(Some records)

━━━━━━━━━━━━━━━━

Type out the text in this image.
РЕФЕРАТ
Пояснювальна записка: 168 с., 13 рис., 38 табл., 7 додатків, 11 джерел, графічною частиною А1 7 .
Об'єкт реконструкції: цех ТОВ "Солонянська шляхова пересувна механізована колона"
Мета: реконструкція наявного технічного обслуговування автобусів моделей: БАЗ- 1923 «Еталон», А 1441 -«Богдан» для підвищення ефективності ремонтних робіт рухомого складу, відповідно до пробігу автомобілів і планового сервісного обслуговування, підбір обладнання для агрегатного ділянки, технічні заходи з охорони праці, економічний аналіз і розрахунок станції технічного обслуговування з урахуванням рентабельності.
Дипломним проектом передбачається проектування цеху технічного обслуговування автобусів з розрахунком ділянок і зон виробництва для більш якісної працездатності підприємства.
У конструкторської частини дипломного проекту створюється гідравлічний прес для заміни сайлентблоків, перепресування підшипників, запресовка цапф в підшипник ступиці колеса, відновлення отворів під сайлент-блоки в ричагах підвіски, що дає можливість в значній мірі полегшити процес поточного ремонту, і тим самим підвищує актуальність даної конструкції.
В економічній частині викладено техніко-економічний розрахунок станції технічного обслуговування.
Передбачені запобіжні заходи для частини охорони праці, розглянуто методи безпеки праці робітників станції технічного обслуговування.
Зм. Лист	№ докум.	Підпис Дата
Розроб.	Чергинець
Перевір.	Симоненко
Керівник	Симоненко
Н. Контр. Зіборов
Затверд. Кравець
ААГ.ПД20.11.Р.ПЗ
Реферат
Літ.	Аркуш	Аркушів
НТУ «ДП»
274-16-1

━━━━━━━━━━━━━━━━

Exercise brief → Search the data for "Симоненко". Copy every line that has it.

Solved exercise →
Перевір.	Симоненко
Керівник	Симоненко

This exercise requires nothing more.